■ Given entries
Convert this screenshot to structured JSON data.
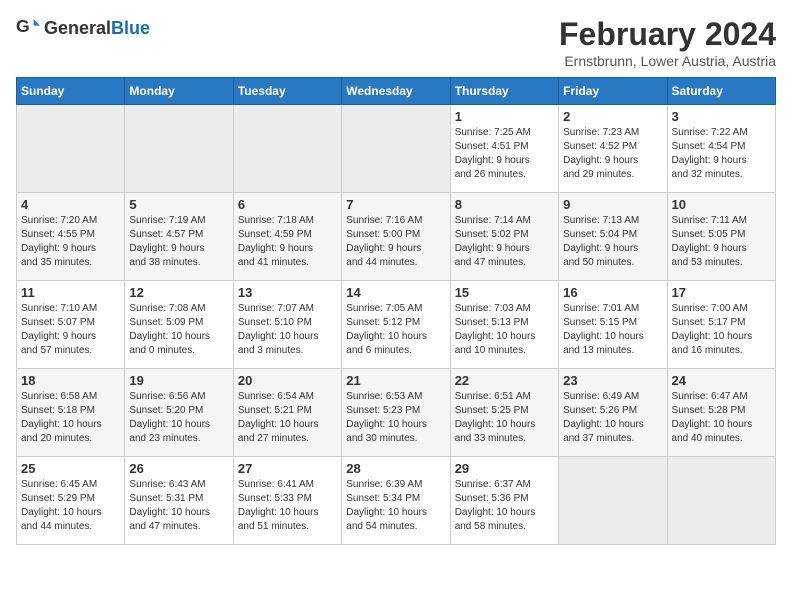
{
  "header": {
    "logo_general": "General",
    "logo_blue": "Blue",
    "month_year": "February 2024",
    "location": "Ernstbrunn, Lower Austria, Austria"
  },
  "weekdays": [
    "Sunday",
    "Monday",
    "Tuesday",
    "Wednesday",
    "Thursday",
    "Friday",
    "Saturday"
  ],
  "weeks": [
    {
      "days": [
        {
          "num": "",
          "info": "",
          "empty": true
        },
        {
          "num": "",
          "info": "",
          "empty": true
        },
        {
          "num": "",
          "info": "",
          "empty": true
        },
        {
          "num": "",
          "info": "",
          "empty": true
        },
        {
          "num": "1",
          "info": "Sunrise: 7:25 AM\nSunset: 4:51 PM\nDaylight: 9 hours\nand 26 minutes.",
          "empty": false
        },
        {
          "num": "2",
          "info": "Sunrise: 7:23 AM\nSunset: 4:52 PM\nDaylight: 9 hours\nand 29 minutes.",
          "empty": false
        },
        {
          "num": "3",
          "info": "Sunrise: 7:22 AM\nSunset: 4:54 PM\nDaylight: 9 hours\nand 32 minutes.",
          "empty": false
        }
      ]
    },
    {
      "days": [
        {
          "num": "4",
          "info": "Sunrise: 7:20 AM\nSunset: 4:55 PM\nDaylight: 9 hours\nand 35 minutes.",
          "empty": false
        },
        {
          "num": "5",
          "info": "Sunrise: 7:19 AM\nSunset: 4:57 PM\nDaylight: 9 hours\nand 38 minutes.",
          "empty": false
        },
        {
          "num": "6",
          "info": "Sunrise: 7:18 AM\nSunset: 4:59 PM\nDaylight: 9 hours\nand 41 minutes.",
          "empty": false
        },
        {
          "num": "7",
          "info": "Sunrise: 7:16 AM\nSunset: 5:00 PM\nDaylight: 9 hours\nand 44 minutes.",
          "empty": false
        },
        {
          "num": "8",
          "info": "Sunrise: 7:14 AM\nSunset: 5:02 PM\nDaylight: 9 hours\nand 47 minutes.",
          "empty": false
        },
        {
          "num": "9",
          "info": "Sunrise: 7:13 AM\nSunset: 5:04 PM\nDaylight: 9 hours\nand 50 minutes.",
          "empty": false
        },
        {
          "num": "10",
          "info": "Sunrise: 7:11 AM\nSunset: 5:05 PM\nDaylight: 9 hours\nand 53 minutes.",
          "empty": false
        }
      ]
    },
    {
      "days": [
        {
          "num": "11",
          "info": "Sunrise: 7:10 AM\nSunset: 5:07 PM\nDaylight: 9 hours\nand 57 minutes.",
          "empty": false
        },
        {
          "num": "12",
          "info": "Sunrise: 7:08 AM\nSunset: 5:09 PM\nDaylight: 10 hours\nand 0 minutes.",
          "empty": false
        },
        {
          "num": "13",
          "info": "Sunrise: 7:07 AM\nSunset: 5:10 PM\nDaylight: 10 hours\nand 3 minutes.",
          "empty": false
        },
        {
          "num": "14",
          "info": "Sunrise: 7:05 AM\nSunset: 5:12 PM\nDaylight: 10 hours\nand 6 minutes.",
          "empty": false
        },
        {
          "num": "15",
          "info": "Sunrise: 7:03 AM\nSunset: 5:13 PM\nDaylight: 10 hours\nand 10 minutes.",
          "empty": false
        },
        {
          "num": "16",
          "info": "Sunrise: 7:01 AM\nSunset: 5:15 PM\nDaylight: 10 hours\nand 13 minutes.",
          "empty": false
        },
        {
          "num": "17",
          "info": "Sunrise: 7:00 AM\nSunset: 5:17 PM\nDaylight: 10 hours\nand 16 minutes.",
          "empty": false
        }
      ]
    },
    {
      "days": [
        {
          "num": "18",
          "info": "Sunrise: 6:58 AM\nSunset: 5:18 PM\nDaylight: 10 hours\nand 20 minutes.",
          "empty": false
        },
        {
          "num": "19",
          "info": "Sunrise: 6:56 AM\nSunset: 5:20 PM\nDaylight: 10 hours\nand 23 minutes.",
          "empty": false
        },
        {
          "num": "20",
          "info": "Sunrise: 6:54 AM\nSunset: 5:21 PM\nDaylight: 10 hours\nand 27 minutes.",
          "empty": false
        },
        {
          "num": "21",
          "info": "Sunrise: 6:53 AM\nSunset: 5:23 PM\nDaylight: 10 hours\nand 30 minutes.",
          "empty": false
        },
        {
          "num": "22",
          "info": "Sunrise: 6:51 AM\nSunset: 5:25 PM\nDaylight: 10 hours\nand 33 minutes.",
          "empty": false
        },
        {
          "num": "23",
          "info": "Sunrise: 6:49 AM\nSunset: 5:26 PM\nDaylight: 10 hours\nand 37 minutes.",
          "empty": false
        },
        {
          "num": "24",
          "info": "Sunrise: 6:47 AM\nSunset: 5:28 PM\nDaylight: 10 hours\nand 40 minutes.",
          "empty": false
        }
      ]
    },
    {
      "days": [
        {
          "num": "25",
          "info": "Sunrise: 6:45 AM\nSunset: 5:29 PM\nDaylight: 10 hours\nand 44 minutes.",
          "empty": false
        },
        {
          "num": "26",
          "info": "Sunrise: 6:43 AM\nSunset: 5:31 PM\nDaylight: 10 hours\nand 47 minutes.",
          "empty": false
        },
        {
          "num": "27",
          "info": "Sunrise: 6:41 AM\nSunset: 5:33 PM\nDaylight: 10 hours\nand 51 minutes.",
          "empty": false
        },
        {
          "num": "28",
          "info": "Sunrise: 6:39 AM\nSunset: 5:34 PM\nDaylight: 10 hours\nand 54 minutes.",
          "empty": false
        },
        {
          "num": "29",
          "info": "Sunrise: 6:37 AM\nSunset: 5:36 PM\nDaylight: 10 hours\nand 58 minutes.",
          "empty": false
        },
        {
          "num": "",
          "info": "",
          "empty": true
        },
        {
          "num": "",
          "info": "",
          "empty": true
        }
      ]
    }
  ]
}
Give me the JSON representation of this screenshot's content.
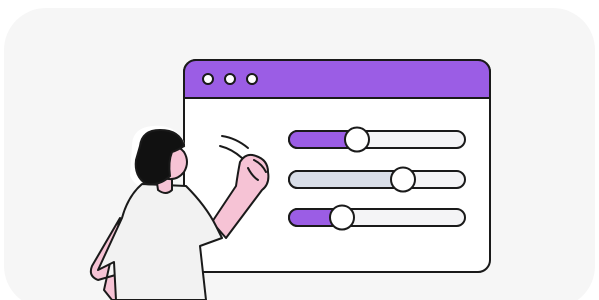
{
  "illustration": {
    "window_dots": 3,
    "sliders": [
      {
        "level": 0.4,
        "track": "purple",
        "label": "slider-1"
      },
      {
        "level": 0.64,
        "track": "gray",
        "label": "slider-2"
      },
      {
        "level": 0.31,
        "track": "purple",
        "label": "slider-3"
      }
    ],
    "character": "woman-adjusting-settings"
  },
  "colors": {
    "card_background": "#f6f6f6",
    "window_titlebar": "#9b5de5",
    "window_body": "#ffffff",
    "outline": "#1a1a1a",
    "slider_fill_purple": "#9b5de5",
    "slider_fill_gray": "#d9dee8",
    "slider_track": "#f4f4f6",
    "skin": "#f6c3d5",
    "hair": "#111111",
    "shirt": "#f2f2f2"
  }
}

■ Exercise directions
Pull out every line of the records that includes the string "screenshot".

■ Solution to this problem
Convert this screenshot to structured JSON data.
Give me the JSON representation of this screenshot's content.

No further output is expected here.